• [SHORT TASK]
Return all lines where the word "yield" can be found.

• [DATA FOR THIS TASK]
------------------------

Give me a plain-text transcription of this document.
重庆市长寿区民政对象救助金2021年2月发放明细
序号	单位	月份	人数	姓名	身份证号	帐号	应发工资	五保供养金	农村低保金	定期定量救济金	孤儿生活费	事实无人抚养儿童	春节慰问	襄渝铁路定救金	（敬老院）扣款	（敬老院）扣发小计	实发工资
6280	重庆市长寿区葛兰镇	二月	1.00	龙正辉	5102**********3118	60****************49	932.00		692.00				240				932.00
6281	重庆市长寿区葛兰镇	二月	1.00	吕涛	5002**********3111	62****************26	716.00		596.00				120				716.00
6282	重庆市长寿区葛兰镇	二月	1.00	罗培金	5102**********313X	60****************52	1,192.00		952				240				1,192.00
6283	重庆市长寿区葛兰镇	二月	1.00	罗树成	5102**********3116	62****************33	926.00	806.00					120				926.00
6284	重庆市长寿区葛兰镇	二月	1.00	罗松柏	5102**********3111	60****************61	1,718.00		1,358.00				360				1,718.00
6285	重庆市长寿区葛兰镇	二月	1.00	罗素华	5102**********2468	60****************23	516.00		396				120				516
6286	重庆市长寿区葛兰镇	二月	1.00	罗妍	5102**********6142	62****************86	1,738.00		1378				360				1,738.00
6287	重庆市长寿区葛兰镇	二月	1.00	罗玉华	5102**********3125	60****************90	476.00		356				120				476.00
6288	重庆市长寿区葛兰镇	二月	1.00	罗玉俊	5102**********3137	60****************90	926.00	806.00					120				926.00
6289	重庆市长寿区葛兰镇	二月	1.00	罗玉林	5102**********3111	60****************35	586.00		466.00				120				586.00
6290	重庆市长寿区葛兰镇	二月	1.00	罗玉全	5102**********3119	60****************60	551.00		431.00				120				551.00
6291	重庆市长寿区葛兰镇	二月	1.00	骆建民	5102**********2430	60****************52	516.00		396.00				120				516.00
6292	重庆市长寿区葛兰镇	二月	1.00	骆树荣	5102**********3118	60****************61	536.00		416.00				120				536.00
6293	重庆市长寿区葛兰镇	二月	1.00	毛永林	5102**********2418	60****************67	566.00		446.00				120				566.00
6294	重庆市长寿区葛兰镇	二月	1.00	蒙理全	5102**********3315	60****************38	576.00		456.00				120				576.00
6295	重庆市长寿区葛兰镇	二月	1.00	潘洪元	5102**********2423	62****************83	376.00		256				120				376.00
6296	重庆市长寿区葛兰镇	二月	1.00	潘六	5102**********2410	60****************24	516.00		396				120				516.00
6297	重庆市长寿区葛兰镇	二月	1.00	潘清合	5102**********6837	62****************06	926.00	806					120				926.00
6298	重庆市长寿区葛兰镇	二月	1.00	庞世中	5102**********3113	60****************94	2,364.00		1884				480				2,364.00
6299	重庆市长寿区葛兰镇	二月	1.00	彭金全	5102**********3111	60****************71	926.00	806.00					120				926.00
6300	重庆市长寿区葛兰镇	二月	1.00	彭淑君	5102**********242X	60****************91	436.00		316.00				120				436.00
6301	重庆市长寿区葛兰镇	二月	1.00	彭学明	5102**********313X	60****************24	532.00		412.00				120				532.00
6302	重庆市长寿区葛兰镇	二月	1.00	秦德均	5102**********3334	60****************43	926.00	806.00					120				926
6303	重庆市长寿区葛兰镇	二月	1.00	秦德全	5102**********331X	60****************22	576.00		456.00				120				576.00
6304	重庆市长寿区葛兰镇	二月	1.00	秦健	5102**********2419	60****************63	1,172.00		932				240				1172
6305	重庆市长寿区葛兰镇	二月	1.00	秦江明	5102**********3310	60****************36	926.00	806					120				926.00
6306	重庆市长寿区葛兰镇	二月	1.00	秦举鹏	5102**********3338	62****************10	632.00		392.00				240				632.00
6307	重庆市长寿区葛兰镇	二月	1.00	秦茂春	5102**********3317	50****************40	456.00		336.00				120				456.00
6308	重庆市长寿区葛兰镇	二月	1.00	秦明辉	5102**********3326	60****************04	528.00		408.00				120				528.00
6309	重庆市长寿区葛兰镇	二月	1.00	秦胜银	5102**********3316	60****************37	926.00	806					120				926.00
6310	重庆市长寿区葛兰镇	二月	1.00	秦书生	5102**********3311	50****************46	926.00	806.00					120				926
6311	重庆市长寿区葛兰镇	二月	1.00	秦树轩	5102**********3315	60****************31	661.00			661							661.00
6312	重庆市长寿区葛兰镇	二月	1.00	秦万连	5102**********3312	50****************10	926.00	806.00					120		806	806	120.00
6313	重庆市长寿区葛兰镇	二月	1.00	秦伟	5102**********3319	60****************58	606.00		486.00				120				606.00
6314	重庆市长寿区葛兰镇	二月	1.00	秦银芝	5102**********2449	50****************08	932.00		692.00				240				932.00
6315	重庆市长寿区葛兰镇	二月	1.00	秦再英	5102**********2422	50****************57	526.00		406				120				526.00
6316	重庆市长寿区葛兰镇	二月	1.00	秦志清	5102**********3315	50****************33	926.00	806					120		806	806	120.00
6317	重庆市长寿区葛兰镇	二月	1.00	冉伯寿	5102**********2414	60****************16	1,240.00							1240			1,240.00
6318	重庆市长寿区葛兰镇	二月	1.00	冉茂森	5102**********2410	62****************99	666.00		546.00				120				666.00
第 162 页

------------------------

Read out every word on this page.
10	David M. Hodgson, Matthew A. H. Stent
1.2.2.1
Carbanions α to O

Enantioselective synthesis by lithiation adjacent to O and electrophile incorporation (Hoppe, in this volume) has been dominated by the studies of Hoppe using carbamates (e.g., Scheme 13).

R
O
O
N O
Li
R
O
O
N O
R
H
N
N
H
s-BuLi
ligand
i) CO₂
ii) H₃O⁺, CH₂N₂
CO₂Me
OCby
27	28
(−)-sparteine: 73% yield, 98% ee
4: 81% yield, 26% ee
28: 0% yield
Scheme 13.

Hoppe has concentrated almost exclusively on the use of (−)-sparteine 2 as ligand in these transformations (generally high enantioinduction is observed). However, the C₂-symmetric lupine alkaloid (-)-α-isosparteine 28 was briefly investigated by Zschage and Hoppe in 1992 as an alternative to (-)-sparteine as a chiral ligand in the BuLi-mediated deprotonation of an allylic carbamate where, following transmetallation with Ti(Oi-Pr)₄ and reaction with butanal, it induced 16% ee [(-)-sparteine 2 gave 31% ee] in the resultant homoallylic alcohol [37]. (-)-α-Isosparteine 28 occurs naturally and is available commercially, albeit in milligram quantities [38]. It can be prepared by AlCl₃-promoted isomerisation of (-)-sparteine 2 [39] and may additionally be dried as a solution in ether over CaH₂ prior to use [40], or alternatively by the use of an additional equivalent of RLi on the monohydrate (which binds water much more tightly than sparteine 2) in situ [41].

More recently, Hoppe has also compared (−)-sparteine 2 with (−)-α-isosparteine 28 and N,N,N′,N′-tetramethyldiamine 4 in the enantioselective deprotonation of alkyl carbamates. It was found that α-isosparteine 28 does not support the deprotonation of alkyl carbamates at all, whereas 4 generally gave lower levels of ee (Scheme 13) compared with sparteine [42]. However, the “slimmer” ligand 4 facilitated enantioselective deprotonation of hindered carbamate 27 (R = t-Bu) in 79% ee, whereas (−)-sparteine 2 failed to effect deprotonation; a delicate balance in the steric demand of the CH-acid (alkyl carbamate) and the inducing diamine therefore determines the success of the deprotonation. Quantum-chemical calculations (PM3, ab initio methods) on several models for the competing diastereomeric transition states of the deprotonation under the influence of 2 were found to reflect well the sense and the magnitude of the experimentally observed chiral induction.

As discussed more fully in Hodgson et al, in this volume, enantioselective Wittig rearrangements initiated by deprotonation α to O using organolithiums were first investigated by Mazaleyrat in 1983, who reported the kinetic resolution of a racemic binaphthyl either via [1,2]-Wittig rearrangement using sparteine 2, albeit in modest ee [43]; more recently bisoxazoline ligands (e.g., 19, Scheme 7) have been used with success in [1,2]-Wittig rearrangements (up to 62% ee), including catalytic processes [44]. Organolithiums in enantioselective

------------------------

• [SOLUTION FOR THIS PROBLEM]
(−)-sparteine: 73% yield, 98% ee
4: 81% yield, 26% ee
28: 0% yield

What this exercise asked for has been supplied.